■ Input material:
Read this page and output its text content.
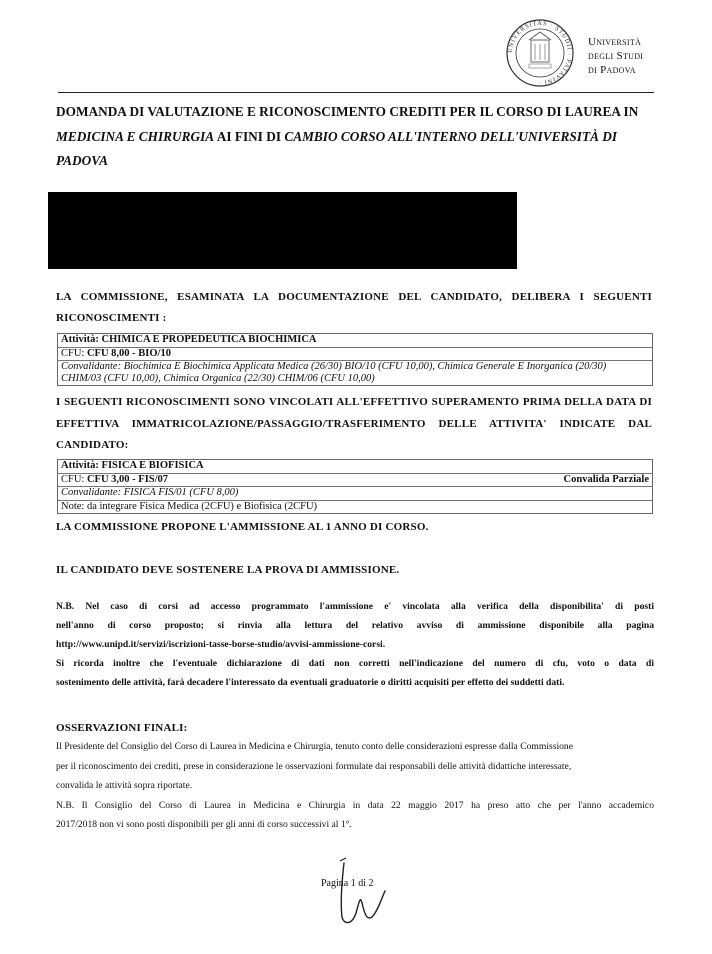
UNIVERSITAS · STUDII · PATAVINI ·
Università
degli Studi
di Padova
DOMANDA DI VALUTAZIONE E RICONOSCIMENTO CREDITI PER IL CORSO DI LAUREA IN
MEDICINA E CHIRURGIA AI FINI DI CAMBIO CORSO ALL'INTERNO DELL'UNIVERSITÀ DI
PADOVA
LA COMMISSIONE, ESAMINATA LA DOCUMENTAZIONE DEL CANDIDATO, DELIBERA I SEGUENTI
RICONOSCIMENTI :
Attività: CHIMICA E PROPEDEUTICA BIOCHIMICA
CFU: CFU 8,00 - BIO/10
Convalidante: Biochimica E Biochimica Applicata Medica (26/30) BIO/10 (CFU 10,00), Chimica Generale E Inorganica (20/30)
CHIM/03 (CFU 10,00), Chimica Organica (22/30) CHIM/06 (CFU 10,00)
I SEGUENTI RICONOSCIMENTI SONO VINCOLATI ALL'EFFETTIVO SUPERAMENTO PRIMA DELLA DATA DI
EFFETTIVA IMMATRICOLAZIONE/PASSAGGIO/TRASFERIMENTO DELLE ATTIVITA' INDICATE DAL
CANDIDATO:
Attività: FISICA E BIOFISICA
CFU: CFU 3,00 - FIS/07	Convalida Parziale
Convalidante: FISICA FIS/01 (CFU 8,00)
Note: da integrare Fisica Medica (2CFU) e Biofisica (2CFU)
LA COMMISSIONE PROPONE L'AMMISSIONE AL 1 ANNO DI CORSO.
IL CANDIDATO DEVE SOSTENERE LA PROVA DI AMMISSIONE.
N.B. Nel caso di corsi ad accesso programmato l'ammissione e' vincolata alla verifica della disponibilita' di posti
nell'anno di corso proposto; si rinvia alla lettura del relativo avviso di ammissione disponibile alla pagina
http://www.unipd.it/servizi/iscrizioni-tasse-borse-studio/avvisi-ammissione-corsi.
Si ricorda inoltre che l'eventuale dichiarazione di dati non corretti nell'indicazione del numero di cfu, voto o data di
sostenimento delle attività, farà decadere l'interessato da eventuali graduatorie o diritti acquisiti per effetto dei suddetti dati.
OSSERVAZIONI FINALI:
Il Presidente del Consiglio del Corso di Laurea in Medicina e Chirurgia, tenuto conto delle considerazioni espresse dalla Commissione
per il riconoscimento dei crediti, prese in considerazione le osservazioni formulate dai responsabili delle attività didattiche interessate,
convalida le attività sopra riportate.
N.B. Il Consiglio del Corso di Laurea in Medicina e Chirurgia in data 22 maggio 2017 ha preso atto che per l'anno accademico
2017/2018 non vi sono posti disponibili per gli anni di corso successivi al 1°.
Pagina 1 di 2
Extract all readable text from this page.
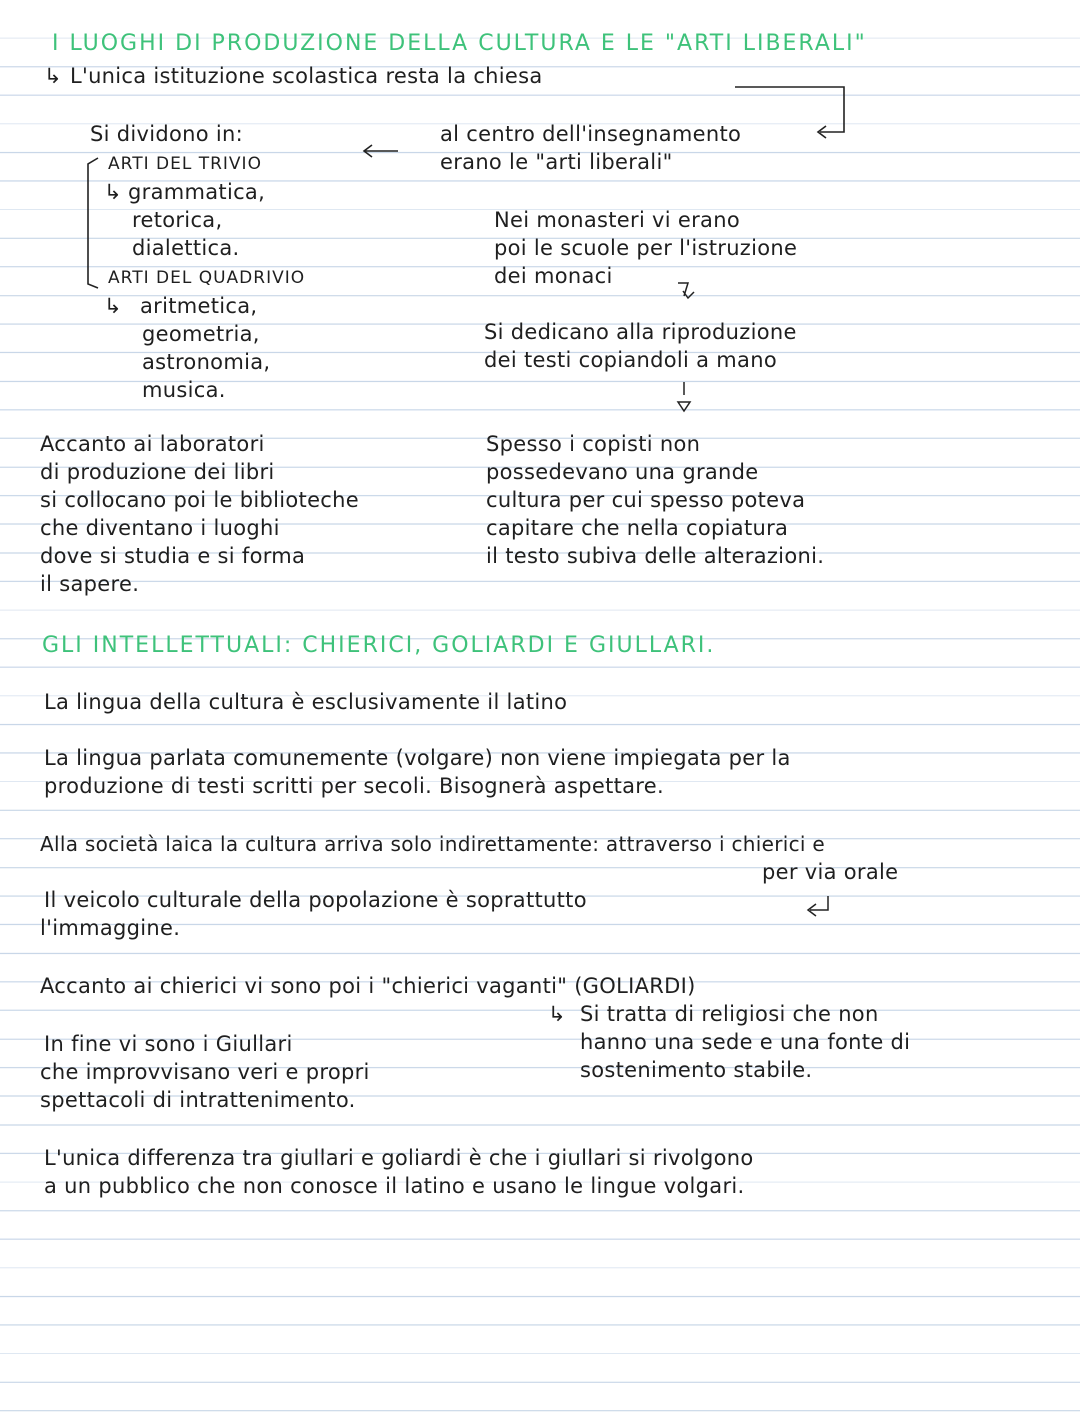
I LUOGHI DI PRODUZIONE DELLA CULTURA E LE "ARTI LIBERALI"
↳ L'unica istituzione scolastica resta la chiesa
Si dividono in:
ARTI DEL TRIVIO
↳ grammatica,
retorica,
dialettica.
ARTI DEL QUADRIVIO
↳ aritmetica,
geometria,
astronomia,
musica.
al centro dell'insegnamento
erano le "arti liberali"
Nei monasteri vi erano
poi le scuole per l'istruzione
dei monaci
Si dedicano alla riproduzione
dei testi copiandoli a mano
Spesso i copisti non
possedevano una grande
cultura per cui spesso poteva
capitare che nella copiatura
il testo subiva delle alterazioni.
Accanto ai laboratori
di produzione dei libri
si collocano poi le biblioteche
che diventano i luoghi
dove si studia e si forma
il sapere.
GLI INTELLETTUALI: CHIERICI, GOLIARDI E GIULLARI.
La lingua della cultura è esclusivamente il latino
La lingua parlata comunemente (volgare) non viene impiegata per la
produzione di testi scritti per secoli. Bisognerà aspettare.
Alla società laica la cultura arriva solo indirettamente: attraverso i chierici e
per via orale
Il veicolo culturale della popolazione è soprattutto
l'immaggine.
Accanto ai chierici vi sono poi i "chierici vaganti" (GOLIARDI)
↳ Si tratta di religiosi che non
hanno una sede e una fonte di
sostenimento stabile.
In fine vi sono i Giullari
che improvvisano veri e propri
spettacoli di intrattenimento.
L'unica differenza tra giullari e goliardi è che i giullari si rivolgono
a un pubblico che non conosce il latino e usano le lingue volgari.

■ Exercise description: Pictures in the records should not appear in your copy, but everything else must be transcribed exactly.

■ Correct output:
Read this page and output its text content.
UNIVERSITAS · STUDII · PATAVINI ·
Università
degli Studi
di Padova
DOMANDA DI VALUTAZIONE E RICONOSCIMENTO CREDITI PER IL CORSO DI LAUREA IN
MEDICINA E CHIRURGIA AI FINI DI CAMBIO CORSO ALL'INTERNO DELL'UNIVERSITÀ DI
PADOVA
LA COMMISSIONE, ESAMINATA LA DOCUMENTAZIONE DEL CANDIDATO, DELIBERA I SEGUENTI
RICONOSCIMENTI :
Attività: CHIMICA E PROPEDEUTICA BIOCHIMICA
CFU: CFU 8,00 - BIO/10
Convalidante: Biochimica E Biochimica Applicata Medica (26/30) BIO/10 (CFU 10,00), Chimica Generale E Inorganica (20/30)
CHIM/03 (CFU 10,00), Chimica Organica (22/30) CHIM/06 (CFU 10,00)
I SEGUENTI RICONOSCIMENTI SONO VINCOLATI ALL'EFFETTIVO SUPERAMENTO PRIMA DELLA DATA DI
EFFETTIVA IMMATRICOLAZIONE/PASSAGGIO/TRASFERIMENTO DELLE ATTIVITA' INDICATE DAL
CANDIDATO:
Attività: FISICA E BIOFISICA
CFU: CFU 3,00 - FIS/07	Convalida Parziale
Convalidante: FISICA FIS/01 (CFU 8,00)
Note: da integrare Fisica Medica (2CFU) e Biofisica (2CFU)
LA COMMISSIONE PROPONE L'AMMISSIONE AL 1 ANNO DI CORSO.
IL CANDIDATO DEVE SOSTENERE LA PROVA DI AMMISSIONE.
N.B. Nel caso di corsi ad accesso programmato l'ammissione e' vincolata alla verifica della disponibilita' di posti
nell'anno di corso proposto; si rinvia alla lettura del relativo avviso di ammissione disponibile alla pagina
http://www.unipd.it/servizi/iscrizioni-tasse-borse-studio/avvisi-ammissione-corsi.
Si ricorda inoltre che l'eventuale dichiarazione di dati non corretti nell'indicazione del numero di cfu, voto o data di
sostenimento delle attività, farà decadere l'interessato da eventuali graduatorie o diritti acquisiti per effetto dei suddetti dati.
OSSERVAZIONI FINALI:
Il Presidente del Consiglio del Corso di Laurea in Medicina e Chirurgia, tenuto conto delle considerazioni espresse dalla Commissione
per il riconoscimento dei crediti, prese in considerazione le osservazioni formulate dai responsabili delle attività didattiche interessate,
convalida le attività sopra riportate.
N.B. Il Consiglio del Corso di Laurea in Medicina e Chirurgia in data 22 maggio 2017 ha preso atto che per l'anno accademico
2017/2018 non vi sono posti disponibili per gli anni di corso successivi al 1°.
Pagina 1 di 2
Extract all readable text from this page.
I LUOGHI DI PRODUZIONE DELLA CULTURA E LE "ARTI LIBERALI"
↳ L'unica istituzione scolastica resta la chiesa
Si dividono in:
ARTI DEL TRIVIO
↳ grammatica,
retorica,
dialettica.
ARTI DEL QUADRIVIO
↳ aritmetica,
geometria,
astronomia,
musica.
al centro dell'insegnamento
erano le "arti liberali"
Nei monasteri vi erano
poi le scuole per l'istruzione
dei monaci
Si dedicano alla riproduzione
dei testi copiandoli a mano
Spesso i copisti non
possedevano una grande
cultura per cui spesso poteva
capitare che nella copiatura
il testo subiva delle alterazioni.
Accanto ai laboratori
di produzione dei libri
si collocano poi le biblioteche
che diventano i luoghi
dove si studia e si forma
il sapere.
GLI INTELLETTUALI: CHIERICI, GOLIARDI E GIULLARI.
La lingua della cultura è esclusivamente il latino
La lingua parlata comunemente (volgare) non viene impiegata per la
produzione di testi scritti per secoli. Bisognerà aspettare.
Alla società laica la cultura arriva solo indirettamente: attraverso i chierici e
per via orale
Il veicolo culturale della popolazione è soprattutto
l'immaggine.
Accanto ai chierici vi sono poi i "chierici vaganti" (GOLIARDI)
↳ Si tratta di religiosi che non
hanno una sede e una fonte di
sostenimento stabile.
In fine vi sono i Giullari
che improvvisano veri e propri
spettacoli di intrattenimento.
L'unica differenza tra giullari e goliardi è che i giullari si rivolgono
a un pubblico che non conosce il latino e usano le lingue volgari.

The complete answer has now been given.